- _Exercise objective_
Can you give all the records again without altering a single character?

(Data entries)

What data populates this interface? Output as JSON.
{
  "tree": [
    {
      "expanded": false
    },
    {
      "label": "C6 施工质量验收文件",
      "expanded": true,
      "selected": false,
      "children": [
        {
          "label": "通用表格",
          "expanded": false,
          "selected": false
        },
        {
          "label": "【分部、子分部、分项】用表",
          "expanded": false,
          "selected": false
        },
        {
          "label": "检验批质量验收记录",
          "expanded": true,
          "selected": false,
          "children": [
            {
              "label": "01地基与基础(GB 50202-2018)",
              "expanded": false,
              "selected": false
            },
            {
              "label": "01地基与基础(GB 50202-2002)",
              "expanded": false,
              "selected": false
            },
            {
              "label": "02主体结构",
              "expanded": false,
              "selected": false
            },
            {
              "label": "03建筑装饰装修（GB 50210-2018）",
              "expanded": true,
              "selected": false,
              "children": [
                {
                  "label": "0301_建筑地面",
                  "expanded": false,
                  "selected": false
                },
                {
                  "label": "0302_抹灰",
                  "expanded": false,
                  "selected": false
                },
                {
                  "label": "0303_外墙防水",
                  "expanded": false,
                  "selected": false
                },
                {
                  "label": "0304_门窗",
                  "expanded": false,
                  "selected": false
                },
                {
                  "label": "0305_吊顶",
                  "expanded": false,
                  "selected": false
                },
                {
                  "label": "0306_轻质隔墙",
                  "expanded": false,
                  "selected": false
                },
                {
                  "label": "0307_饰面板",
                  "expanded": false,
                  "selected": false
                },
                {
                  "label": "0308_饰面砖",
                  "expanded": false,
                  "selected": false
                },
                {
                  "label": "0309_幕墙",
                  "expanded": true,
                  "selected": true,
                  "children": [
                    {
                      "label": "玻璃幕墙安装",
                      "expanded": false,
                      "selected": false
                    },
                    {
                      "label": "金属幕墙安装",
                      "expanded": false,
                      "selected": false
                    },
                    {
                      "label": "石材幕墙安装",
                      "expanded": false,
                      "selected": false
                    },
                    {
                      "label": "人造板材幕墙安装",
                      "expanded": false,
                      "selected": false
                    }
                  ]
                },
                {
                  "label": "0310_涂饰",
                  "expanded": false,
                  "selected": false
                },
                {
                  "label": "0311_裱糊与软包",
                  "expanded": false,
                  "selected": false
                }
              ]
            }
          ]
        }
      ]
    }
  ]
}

- _Expected answer_
What data populates this interface? Output as JSON.
{
  "tree": [
    {
      "expanded": false
    },
    {
      "label": "C6 施工质量验收文件",
      "expanded": true,
      "selected": false,
      "children": [
        {
          "label": "通用表格",
          "expanded": false,
          "selected": false
        },
        {
          "label": "【分部、子分部、分项】用表",
          "expanded": false,
          "selected": false
        },
        {
          "label": "检验批质量验收记录",
          "expanded": true,
          "selected": false,
          "children": [
            {
              "label": "01地基与基础(GB 50202-2018)",
              "expanded": false,
              "selected": false
            },
            {
              "label": "01地基与基础(GB 50202-2002)",
              "expanded": false,
              "selected": false
            },
            {
              "label": "02主体结构",
              "expanded": false,
              "selected": false
            },
            {
              "label": "03建筑装饰装修（GB 50210-2018）",
              "expanded": true,
              "selected": false,
              "children": [
                {
                  "label": "0301_建筑地面",
                  "expanded": false,
                  "selected": false
                },
                {
                  "label": "0302_抹灰",
                  "expanded": false,
                  "selected": false
                },
                {
                  "label": "0303_外墙防水",
                  "expanded": false,
                  "selected": false
                },
                {
                  "label": "0304_门窗",
                  "expanded": false,
                  "selected": false
                },
                {
                  "label": "0305_吊顶",
                  "expanded": false,
                  "selected": false
                },
                {
                  "label": "0306_轻质隔墙",
                  "expanded": false,
                  "selected": false
                },
                {
                  "label": "0307_饰面板",
                  "expanded": false,
                  "selected": false
                },
                {
                  "label": "0308_饰面砖",
                  "expanded": false,
                  "selected": false
                },
                {
                  "label": "0309_幕墙",
                  "expanded": true,
                  "selected": true,
                  "children": [
                    {
                      "label": "玻璃幕墙安装",
                      "expanded": false,
                      "selected": false
                    },
                    {
                      "label": "金属幕墙安装",
                      "expanded": false,
                      "selected": false
                    },
                    {
                      "label": "石材幕墙安装",
                      "expanded": false,
                      "selected": false
                    },
                    {
                      "label": "人造板材幕墙安装",
                      "expanded": false,
                      "selected": false
                    }
                  ]
                },
                {
                  "label": "0310_涂饰",
                  "expanded": false,
                  "selected": false
                },
                {
                  "label": "0311_裱糊与软包",
                  "expanded": false,
                  "selected": false
                }
              ]
            }
          ]
        }
      ]
    }
  ]
}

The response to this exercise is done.